=== STATED EXERCISE ===
Write out the whole listing word for word.

=== DATA EXTRACT ===
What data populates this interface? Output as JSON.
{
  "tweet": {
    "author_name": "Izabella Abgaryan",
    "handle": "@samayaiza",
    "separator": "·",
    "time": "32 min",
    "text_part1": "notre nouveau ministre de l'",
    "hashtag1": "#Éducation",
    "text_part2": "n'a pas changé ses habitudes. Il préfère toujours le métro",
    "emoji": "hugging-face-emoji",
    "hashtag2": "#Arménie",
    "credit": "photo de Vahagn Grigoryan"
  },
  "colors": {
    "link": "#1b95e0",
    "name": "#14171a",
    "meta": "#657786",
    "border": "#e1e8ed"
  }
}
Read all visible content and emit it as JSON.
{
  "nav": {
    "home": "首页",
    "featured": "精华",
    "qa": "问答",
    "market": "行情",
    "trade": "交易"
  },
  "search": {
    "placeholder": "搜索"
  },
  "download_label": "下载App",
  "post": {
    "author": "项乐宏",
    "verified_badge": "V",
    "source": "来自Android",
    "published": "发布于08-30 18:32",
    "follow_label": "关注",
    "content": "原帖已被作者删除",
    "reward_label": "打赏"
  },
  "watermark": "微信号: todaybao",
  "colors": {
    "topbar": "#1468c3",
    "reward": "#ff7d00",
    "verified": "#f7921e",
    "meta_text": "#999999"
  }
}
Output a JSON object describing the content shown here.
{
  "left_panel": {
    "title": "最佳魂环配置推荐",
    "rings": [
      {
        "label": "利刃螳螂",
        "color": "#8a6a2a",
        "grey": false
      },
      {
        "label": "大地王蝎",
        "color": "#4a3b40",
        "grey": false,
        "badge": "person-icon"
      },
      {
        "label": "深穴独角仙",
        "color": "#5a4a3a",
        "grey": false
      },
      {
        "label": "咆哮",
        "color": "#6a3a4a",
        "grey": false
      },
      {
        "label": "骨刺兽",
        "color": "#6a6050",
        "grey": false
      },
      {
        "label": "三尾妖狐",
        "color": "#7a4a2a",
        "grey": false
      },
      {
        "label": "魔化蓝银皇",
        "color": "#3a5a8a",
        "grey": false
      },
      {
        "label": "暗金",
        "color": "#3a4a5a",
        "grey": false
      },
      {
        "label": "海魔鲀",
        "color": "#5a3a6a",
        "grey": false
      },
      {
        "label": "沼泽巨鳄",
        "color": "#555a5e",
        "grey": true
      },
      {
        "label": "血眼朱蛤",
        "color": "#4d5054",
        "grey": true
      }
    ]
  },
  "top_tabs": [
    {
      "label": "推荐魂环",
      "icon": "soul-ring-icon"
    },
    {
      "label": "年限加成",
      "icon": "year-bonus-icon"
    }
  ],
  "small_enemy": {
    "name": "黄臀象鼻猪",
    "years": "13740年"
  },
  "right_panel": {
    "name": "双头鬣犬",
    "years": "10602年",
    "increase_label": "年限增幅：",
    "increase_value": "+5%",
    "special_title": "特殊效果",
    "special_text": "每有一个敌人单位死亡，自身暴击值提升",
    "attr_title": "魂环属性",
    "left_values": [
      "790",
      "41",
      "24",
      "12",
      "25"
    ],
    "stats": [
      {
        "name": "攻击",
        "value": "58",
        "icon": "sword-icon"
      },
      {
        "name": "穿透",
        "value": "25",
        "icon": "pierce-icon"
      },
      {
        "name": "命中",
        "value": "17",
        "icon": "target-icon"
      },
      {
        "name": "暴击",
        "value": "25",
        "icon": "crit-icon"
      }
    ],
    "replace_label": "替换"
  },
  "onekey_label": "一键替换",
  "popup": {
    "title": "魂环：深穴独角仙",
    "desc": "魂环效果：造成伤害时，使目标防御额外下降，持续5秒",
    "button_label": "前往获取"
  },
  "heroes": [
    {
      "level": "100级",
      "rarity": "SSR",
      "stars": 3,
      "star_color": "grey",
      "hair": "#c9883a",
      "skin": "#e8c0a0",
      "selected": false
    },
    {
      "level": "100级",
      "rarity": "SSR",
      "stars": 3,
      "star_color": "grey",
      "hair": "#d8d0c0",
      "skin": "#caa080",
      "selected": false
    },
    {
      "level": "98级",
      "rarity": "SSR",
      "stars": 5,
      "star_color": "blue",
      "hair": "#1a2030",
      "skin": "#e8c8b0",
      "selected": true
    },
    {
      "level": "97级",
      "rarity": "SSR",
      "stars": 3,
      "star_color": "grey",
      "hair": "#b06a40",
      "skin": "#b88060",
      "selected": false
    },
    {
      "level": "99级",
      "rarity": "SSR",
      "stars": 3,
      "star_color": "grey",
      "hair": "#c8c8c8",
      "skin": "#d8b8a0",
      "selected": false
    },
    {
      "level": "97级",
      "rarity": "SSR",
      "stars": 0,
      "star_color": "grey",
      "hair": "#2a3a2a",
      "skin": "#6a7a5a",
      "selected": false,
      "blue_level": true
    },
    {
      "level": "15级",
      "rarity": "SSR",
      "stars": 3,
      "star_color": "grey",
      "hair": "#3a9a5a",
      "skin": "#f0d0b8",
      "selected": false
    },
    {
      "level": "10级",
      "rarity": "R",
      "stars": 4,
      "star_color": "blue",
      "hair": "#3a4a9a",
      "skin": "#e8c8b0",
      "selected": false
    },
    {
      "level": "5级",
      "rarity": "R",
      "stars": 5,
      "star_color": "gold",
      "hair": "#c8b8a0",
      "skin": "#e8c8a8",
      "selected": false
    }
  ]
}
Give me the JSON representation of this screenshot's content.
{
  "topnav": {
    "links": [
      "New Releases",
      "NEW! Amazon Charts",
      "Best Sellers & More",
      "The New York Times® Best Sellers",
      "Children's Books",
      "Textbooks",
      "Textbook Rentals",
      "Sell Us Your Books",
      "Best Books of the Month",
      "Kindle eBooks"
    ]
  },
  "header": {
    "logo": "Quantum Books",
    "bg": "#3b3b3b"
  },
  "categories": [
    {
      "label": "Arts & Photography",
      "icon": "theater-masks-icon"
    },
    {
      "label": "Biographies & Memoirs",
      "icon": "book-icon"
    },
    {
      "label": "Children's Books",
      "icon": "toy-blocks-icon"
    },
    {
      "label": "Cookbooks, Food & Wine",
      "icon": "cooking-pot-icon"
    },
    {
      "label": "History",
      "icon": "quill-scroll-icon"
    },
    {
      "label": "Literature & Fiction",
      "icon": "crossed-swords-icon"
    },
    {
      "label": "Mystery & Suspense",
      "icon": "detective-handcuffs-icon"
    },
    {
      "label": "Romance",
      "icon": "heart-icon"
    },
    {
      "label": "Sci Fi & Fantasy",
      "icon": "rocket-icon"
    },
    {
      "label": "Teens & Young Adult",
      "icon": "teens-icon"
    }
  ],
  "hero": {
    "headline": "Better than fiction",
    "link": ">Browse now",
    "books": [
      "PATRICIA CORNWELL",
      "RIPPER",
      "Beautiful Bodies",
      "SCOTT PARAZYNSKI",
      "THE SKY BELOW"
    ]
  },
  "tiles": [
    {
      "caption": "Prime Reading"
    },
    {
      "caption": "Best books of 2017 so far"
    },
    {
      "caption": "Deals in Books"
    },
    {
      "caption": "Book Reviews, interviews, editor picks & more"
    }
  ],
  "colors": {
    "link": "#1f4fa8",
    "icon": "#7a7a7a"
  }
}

=== RESPONSE FOR THIS EXERCISE ===
What data populates this interface? Output as JSON.
{
  "tweet": {
    "author_name": "Izabella Abgaryan",
    "handle": "@samayaiza",
    "separator": "·",
    "time": "32 min",
    "text_part1": "notre nouveau ministre de l'",
    "hashtag1": "#Éducation",
    "text_part2": "n'a pas changé ses habitudes. Il préfère toujours le métro",
    "emoji": "hugging-face-emoji",
    "hashtag2": "#Arménie",
    "credit": "photo de Vahagn Grigoryan"
  },
  "colors": {
    "link": "#1b95e0",
    "name": "#14171a",
    "meta": "#657786",
    "border": "#e1e8ed"
  }
}
Read all visible content and emit it as JSON.
{
  "nav": {
    "home": "首页",
    "featured": "精华",
    "qa": "问答",
    "market": "行情",
    "trade": "交易"
  },
  "search": {
    "placeholder": "搜索"
  },
  "download_label": "下载App",
  "post": {
    "author": "项乐宏",
    "verified_badge": "V",
    "source": "来自Android",
    "published": "发布于08-30 18:32",
    "follow_label": "关注",
    "content": "原帖已被作者删除",
    "reward_label": "打赏"
  },
  "watermark": "微信号: todaybao",
  "colors": {
    "topbar": "#1468c3",
    "reward": "#ff7d00",
    "verified": "#f7921e",
    "meta_text": "#999999"
  }
}
Output a JSON object describing the content shown here.
{
  "left_panel": {
    "title": "最佳魂环配置推荐",
    "rings": [
      {
        "label": "利刃螳螂",
        "color": "#8a6a2a",
        "grey": false
      },
      {
        "label": "大地王蝎",
        "color": "#4a3b40",
        "grey": false,
        "badge": "person-icon"
      },
      {
        "label": "深穴独角仙",
        "color": "#5a4a3a",
        "grey": false
      },
      {
        "label": "咆哮",
        "color": "#6a3a4a",
        "grey": false
      },
      {
        "label": "骨刺兽",
        "color": "#6a6050",
        "grey": false
      },
      {
        "label": "三尾妖狐",
        "color": "#7a4a2a",
        "grey": false
      },
      {
        "label": "魔化蓝银皇",
        "color": "#3a5a8a",
        "grey": false
      },
      {
        "label": "暗金",
        "color": "#3a4a5a",
        "grey": false
      },
      {
        "label": "海魔鲀",
        "color": "#5a3a6a",
        "grey": false
      },
      {
        "label": "沼泽巨鳄",
        "color": "#555a5e",
        "grey": true
      },
      {
        "label": "血眼朱蛤",
        "color": "#4d5054",
        "grey": true
      }
    ]
  },
  "top_tabs": [
    {
      "label": "推荐魂环",
      "icon": "soul-ring-icon"
    },
    {
      "label": "年限加成",
      "icon": "year-bonus-icon"
    }
  ],
  "small_enemy": {
    "name": "黄臀象鼻猪",
    "years": "13740年"
  },
  "right_panel": {
    "name": "双头鬣犬",
    "years": "10602年",
    "increase_label": "年限增幅：",
    "increase_value": "+5%",
    "special_title": "特殊效果",
    "special_text": "每有一个敌人单位死亡，自身暴击值提升",
    "attr_title": "魂环属性",
    "left_values": [
      "790",
      "41",
      "24",
      "12",
      "25"
    ],
    "stats": [
      {
        "name": "攻击",
        "value": "58",
        "icon": "sword-icon"
      },
      {
        "name": "穿透",
        "value": "25",
        "icon": "pierce-icon"
      },
      {
        "name": "命中",
        "value": "17",
        "icon": "target-icon"
      },
      {
        "name": "暴击",
        "value": "25",
        "icon": "crit-icon"
      }
    ],
    "replace_label": "替换"
  },
  "onekey_label": "一键替换",
  "popup": {
    "title": "魂环：深穴独角仙",
    "desc": "魂环效果：造成伤害时，使目标防御额外下降，持续5秒",
    "button_label": "前往获取"
  },
  "heroes": [
    {
      "level": "100级",
      "rarity": "SSR",
      "stars": 3,
      "star_color": "grey",
      "hair": "#c9883a",
      "skin": "#e8c0a0",
      "selected": false
    },
    {
      "level": "100级",
      "rarity": "SSR",
      "stars": 3,
      "star_color": "grey",
      "hair": "#d8d0c0",
      "skin": "#caa080",
      "selected": false
    },
    {
      "level": "98级",
      "rarity": "SSR",
      "stars": 5,
      "star_color": "blue",
      "hair": "#1a2030",
      "skin": "#e8c8b0",
      "selected": true
    },
    {
      "level": "97级",
      "rarity": "SSR",
      "stars": 3,
      "star_color": "grey",
      "hair": "#b06a40",
      "skin": "#b88060",
      "selected": false
    },
    {
      "level": "99级",
      "rarity": "SSR",
      "stars": 3,
      "star_color": "grey",
      "hair": "#c8c8c8",
      "skin": "#d8b8a0",
      "selected": false
    },
    {
      "level": "97级",
      "rarity": "SSR",
      "stars": 0,
      "star_color": "grey",
      "hair": "#2a3a2a",
      "skin": "#6a7a5a",
      "selected": false,
      "blue_level": true
    },
    {
      "level": "15级",
      "rarity": "SSR",
      "stars": 3,
      "star_color": "grey",
      "hair": "#3a9a5a",
      "skin": "#f0d0b8",
      "selected": false
    },
    {
      "level": "10级",
      "rarity": "R",
      "stars": 4,
      "star_color": "blue",
      "hair": "#3a4a9a",
      "skin": "#e8c8b0",
      "selected": false
    },
    {
      "level": "5级",
      "rarity": "R",
      "stars": 5,
      "star_color": "gold",
      "hair": "#c8b8a0",
      "skin": "#e8c8a8",
      "selected": false
    }
  ]
}
Give me the JSON representation of this screenshot's content.
{
  "topnav": {
    "links": [
      "New Releases",
      "NEW! Amazon Charts",
      "Best Sellers & More",
      "The New York Times® Best Sellers",
      "Children's Books",
      "Textbooks",
      "Textbook Rentals",
      "Sell Us Your Books",
      "Best Books of the Month",
      "Kindle eBooks"
    ]
  },
  "header": {
    "logo": "Quantum Books",
    "bg": "#3b3b3b"
  },
  "categories": [
    {
      "label": "Arts & Photography",
      "icon": "theater-masks-icon"
    },
    {
      "label": "Biographies & Memoirs",
      "icon": "book-icon"
    },
    {
      "label": "Children's Books",
      "icon": "toy-blocks-icon"
    },
    {
      "label": "Cookbooks, Food & Wine",
      "icon": "cooking-pot-icon"
    },
    {
      "label": "History",
      "icon": "quill-scroll-icon"
    },
    {
      "label": "Literature & Fiction",
      "icon": "crossed-swords-icon"
    },
    {
      "label": "Mystery & Suspense",
      "icon": "detective-handcuffs-icon"
    },
    {
      "label": "Romance",
      "icon": "heart-icon"
    },
    {
      "label": "Sci Fi & Fantasy",
      "icon": "rocket-icon"
    },
    {
      "label": "Teens & Young Adult",
      "icon": "teens-icon"
    }
  ],
  "hero": {
    "headline": "Better than fiction",
    "link": ">Browse now",
    "books": [
      "PATRICIA CORNWELL",
      "RIPPER",
      "Beautiful Bodies",
      "SCOTT PARAZYNSKI",
      "THE SKY BELOW"
    ]
  },
  "tiles": [
    {
      "caption": "Prime Reading"
    },
    {
      "caption": "Best books of 2017 so far"
    },
    {
      "caption": "Deals in Books"
    },
    {
      "caption": "Book Reviews, interviews, editor picks & more"
    }
  ],
  "colors": {
    "link": "#1f4fa8",
    "icon": "#7a7a7a"
  }
}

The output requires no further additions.